• [What to do] Every entry below must appear again, exactly as written.

☆ ☆ ☆ ☆ ☆ ☆ ☆

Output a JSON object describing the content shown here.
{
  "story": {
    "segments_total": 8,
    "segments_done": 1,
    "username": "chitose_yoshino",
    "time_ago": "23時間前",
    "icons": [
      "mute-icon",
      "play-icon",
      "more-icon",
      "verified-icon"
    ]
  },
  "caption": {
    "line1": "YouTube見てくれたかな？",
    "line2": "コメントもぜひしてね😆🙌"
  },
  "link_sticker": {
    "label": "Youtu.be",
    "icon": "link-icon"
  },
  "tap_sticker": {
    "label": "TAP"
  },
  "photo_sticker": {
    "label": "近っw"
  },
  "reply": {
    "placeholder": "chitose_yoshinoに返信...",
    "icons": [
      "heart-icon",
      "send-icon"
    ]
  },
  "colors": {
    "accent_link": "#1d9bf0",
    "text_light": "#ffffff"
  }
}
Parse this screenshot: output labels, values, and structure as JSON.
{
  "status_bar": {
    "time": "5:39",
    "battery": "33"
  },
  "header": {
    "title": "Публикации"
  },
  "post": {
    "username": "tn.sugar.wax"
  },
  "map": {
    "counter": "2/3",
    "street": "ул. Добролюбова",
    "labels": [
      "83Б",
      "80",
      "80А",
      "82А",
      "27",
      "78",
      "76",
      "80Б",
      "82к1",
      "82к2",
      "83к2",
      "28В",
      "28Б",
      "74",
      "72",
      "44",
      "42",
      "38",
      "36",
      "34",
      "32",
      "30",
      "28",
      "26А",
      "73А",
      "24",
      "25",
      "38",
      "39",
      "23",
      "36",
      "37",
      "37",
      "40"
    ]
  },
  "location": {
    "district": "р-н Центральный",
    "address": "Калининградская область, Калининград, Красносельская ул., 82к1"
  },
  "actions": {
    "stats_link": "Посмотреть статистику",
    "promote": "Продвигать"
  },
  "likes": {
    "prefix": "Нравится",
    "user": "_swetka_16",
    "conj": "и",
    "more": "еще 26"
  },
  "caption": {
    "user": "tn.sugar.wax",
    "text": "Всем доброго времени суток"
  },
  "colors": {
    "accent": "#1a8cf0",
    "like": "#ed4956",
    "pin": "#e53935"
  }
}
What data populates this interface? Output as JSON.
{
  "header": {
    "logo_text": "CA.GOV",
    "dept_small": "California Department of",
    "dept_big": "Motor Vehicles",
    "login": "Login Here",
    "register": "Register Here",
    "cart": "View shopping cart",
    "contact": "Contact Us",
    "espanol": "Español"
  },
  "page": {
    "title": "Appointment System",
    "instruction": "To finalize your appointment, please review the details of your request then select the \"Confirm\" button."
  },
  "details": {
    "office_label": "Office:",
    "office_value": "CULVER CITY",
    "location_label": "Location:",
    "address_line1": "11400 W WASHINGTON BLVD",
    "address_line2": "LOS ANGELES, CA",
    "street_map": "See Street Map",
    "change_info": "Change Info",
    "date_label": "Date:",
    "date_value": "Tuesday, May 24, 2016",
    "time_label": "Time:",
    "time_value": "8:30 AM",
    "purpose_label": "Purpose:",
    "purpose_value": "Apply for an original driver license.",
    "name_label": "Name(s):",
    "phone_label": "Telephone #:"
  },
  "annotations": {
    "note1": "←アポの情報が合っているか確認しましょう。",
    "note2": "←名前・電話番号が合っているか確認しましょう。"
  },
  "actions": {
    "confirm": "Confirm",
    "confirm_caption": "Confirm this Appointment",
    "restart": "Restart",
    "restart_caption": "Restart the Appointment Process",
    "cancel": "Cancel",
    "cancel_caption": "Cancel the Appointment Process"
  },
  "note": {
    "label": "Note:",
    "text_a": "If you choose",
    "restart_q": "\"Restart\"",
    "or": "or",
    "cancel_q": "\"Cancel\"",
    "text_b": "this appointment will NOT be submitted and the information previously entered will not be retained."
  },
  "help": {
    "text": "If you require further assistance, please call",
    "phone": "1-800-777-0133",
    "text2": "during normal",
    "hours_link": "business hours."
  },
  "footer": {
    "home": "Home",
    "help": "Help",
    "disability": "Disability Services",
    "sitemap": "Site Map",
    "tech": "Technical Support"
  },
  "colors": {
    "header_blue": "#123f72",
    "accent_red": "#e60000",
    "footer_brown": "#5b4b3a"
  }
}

☆ ☆ ☆ ☆ ☆ ☆ ☆

• [Completed task]
Output a JSON object describing the content shown here.
{
  "story": {
    "segments_total": 8,
    "segments_done": 1,
    "username": "chitose_yoshino",
    "time_ago": "23時間前",
    "icons": [
      "mute-icon",
      "play-icon",
      "more-icon",
      "verified-icon"
    ]
  },
  "caption": {
    "line1": "YouTube見てくれたかな？",
    "line2": "コメントもぜひしてね😆🙌"
  },
  "link_sticker": {
    "label": "Youtu.be",
    "icon": "link-icon"
  },
  "tap_sticker": {
    "label": "TAP"
  },
  "photo_sticker": {
    "label": "近っw"
  },
  "reply": {
    "placeholder": "chitose_yoshinoに返信...",
    "icons": [
      "heart-icon",
      "send-icon"
    ]
  },
  "colors": {
    "accent_link": "#1d9bf0",
    "text_light": "#ffffff"
  }
}
Parse this screenshot: output labels, values, and structure as JSON.
{
  "status_bar": {
    "time": "5:39",
    "battery": "33"
  },
  "header": {
    "title": "Публикации"
  },
  "post": {
    "username": "tn.sugar.wax"
  },
  "map": {
    "counter": "2/3",
    "street": "ул. Добролюбова",
    "labels": [
      "83Б",
      "80",
      "80А",
      "82А",
      "27",
      "78",
      "76",
      "80Б",
      "82к1",
      "82к2",
      "83к2",
      "28В",
      "28Б",
      "74",
      "72",
      "44",
      "42",
      "38",
      "36",
      "34",
      "32",
      "30",
      "28",
      "26А",
      "73А",
      "24",
      "25",
      "38",
      "39",
      "23",
      "36",
      "37",
      "37",
      "40"
    ]
  },
  "location": {
    "district": "р-н Центральный",
    "address": "Калининградская область, Калининград, Красносельская ул., 82к1"
  },
  "actions": {
    "stats_link": "Посмотреть статистику",
    "promote": "Продвигать"
  },
  "likes": {
    "prefix": "Нравится",
    "user": "_swetka_16",
    "conj": "и",
    "more": "еще 26"
  },
  "caption": {
    "user": "tn.sugar.wax",
    "text": "Всем доброго времени суток"
  },
  "colors": {
    "accent": "#1a8cf0",
    "like": "#ed4956",
    "pin": "#e53935"
  }
}
What data populates this interface? Output as JSON.
{
  "header": {
    "logo_text": "CA.GOV",
    "dept_small": "California Department of",
    "dept_big": "Motor Vehicles",
    "login": "Login Here",
    "register": "Register Here",
    "cart": "View shopping cart",
    "contact": "Contact Us",
    "espanol": "Español"
  },
  "page": {
    "title": "Appointment System",
    "instruction": "To finalize your appointment, please review the details of your request then select the \"Confirm\" button."
  },
  "details": {
    "office_label": "Office:",
    "office_value": "CULVER CITY",
    "location_label": "Location:",
    "address_line1": "11400 W WASHINGTON BLVD",
    "address_line2": "LOS ANGELES, CA",
    "street_map": "See Street Map",
    "change_info": "Change Info",
    "date_label": "Date:",
    "date_value": "Tuesday, May 24, 2016",
    "time_label": "Time:",
    "time_value": "8:30 AM",
    "purpose_label": "Purpose:",
    "purpose_value": "Apply for an original driver license.",
    "name_label": "Name(s):",
    "phone_label": "Telephone #:"
  },
  "annotations": {
    "note1": "←アポの情報が合っているか確認しましょう。",
    "note2": "←名前・電話番号が合っているか確認しましょう。"
  },
  "actions": {
    "confirm": "Confirm",
    "confirm_caption": "Confirm this Appointment",
    "restart": "Restart",
    "restart_caption": "Restart the Appointment Process",
    "cancel": "Cancel",
    "cancel_caption": "Cancel the Appointment Process"
  },
  "note": {
    "label": "Note:",
    "text_a": "If you choose",
    "restart_q": "\"Restart\"",
    "or": "or",
    "cancel_q": "\"Cancel\"",
    "text_b": "this appointment will NOT be submitted and the information previously entered will not be retained."
  },
  "help": {
    "text": "If you require further assistance, please call",
    "phone": "1-800-777-0133",
    "text2": "during normal",
    "hours_link": "business hours."
  },
  "footer": {
    "home": "Home",
    "help": "Help",
    "disability": "Disability Services",
    "sitemap": "Site Map",
    "tech": "Technical Support"
  },
  "colors": {
    "header_blue": "#123f72",
    "accent_red": "#e60000",
    "footer_brown": "#5b4b3a"
  }
}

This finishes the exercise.